→ Goal of the exercise: Copy down every line where the string "become" shows up.
----
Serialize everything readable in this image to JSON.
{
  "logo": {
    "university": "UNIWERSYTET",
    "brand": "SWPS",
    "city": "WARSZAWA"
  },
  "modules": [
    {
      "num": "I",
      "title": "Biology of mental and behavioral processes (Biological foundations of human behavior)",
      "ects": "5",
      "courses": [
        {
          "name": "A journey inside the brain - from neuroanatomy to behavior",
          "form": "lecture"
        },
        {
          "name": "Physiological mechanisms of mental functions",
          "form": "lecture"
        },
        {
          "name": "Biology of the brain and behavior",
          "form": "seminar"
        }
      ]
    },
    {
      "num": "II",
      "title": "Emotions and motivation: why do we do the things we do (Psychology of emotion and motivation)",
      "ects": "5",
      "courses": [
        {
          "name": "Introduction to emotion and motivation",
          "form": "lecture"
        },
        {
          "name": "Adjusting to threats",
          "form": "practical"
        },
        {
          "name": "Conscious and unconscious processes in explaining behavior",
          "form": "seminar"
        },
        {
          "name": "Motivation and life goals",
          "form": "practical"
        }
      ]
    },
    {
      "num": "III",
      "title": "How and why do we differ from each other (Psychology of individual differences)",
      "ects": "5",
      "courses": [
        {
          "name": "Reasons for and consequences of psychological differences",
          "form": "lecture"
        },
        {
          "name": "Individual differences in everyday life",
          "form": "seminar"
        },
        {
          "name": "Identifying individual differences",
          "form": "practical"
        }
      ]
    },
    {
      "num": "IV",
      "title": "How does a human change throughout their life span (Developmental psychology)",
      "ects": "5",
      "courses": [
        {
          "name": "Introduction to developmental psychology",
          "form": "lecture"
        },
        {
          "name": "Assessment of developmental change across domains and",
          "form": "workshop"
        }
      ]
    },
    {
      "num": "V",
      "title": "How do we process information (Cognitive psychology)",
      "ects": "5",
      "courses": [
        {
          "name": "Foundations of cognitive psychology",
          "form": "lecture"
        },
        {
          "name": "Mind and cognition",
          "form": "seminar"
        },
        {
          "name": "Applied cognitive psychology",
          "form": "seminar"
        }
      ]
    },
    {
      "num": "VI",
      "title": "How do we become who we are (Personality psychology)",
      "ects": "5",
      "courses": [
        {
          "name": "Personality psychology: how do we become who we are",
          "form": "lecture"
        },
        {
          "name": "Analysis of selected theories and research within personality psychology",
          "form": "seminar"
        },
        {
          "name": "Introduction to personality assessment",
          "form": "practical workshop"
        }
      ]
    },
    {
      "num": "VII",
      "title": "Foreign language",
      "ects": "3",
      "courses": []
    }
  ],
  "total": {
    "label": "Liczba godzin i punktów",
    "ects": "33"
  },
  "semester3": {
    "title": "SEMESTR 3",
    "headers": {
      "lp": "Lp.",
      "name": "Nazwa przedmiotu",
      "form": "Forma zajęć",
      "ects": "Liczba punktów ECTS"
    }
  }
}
----
→ Task result:
      "title": "How do we become who we are (Personality psychology)",
          "name": "Personality psychology: how do we become who we are",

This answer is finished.